• **Information provided**

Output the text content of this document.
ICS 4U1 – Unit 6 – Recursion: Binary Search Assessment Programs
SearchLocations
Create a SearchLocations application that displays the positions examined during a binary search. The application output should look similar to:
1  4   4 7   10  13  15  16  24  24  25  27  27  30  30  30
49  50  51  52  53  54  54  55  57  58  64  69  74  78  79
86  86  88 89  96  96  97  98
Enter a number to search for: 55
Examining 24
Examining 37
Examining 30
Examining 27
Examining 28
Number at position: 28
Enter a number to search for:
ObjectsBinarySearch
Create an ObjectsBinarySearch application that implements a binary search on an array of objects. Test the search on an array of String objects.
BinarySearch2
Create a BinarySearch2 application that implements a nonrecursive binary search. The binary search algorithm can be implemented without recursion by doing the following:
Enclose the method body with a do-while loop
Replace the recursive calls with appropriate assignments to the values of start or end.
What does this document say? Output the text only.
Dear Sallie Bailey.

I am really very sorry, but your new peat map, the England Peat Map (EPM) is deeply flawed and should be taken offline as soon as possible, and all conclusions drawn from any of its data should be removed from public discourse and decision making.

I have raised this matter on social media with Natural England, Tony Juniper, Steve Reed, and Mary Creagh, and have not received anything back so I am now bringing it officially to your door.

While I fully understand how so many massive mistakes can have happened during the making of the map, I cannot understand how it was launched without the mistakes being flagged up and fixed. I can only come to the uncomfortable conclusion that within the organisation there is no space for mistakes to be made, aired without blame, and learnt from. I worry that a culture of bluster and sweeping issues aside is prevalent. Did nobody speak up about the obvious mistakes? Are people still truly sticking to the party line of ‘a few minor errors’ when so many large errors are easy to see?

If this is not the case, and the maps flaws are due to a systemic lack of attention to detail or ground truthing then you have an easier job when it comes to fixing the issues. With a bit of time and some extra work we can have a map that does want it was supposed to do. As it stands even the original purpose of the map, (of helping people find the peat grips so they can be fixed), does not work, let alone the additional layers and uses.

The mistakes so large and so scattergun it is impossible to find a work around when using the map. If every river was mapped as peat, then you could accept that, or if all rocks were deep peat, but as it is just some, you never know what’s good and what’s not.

• **Problem to solve**
Copy out every line of the material above that mentions the word "ObjectsBinarySearch".

• **Result of the exercise**
ObjectsBinarySearch
Create an ObjectsBinarySearch application that implements a binary search on an array of objects. Test the search on an array of String objects.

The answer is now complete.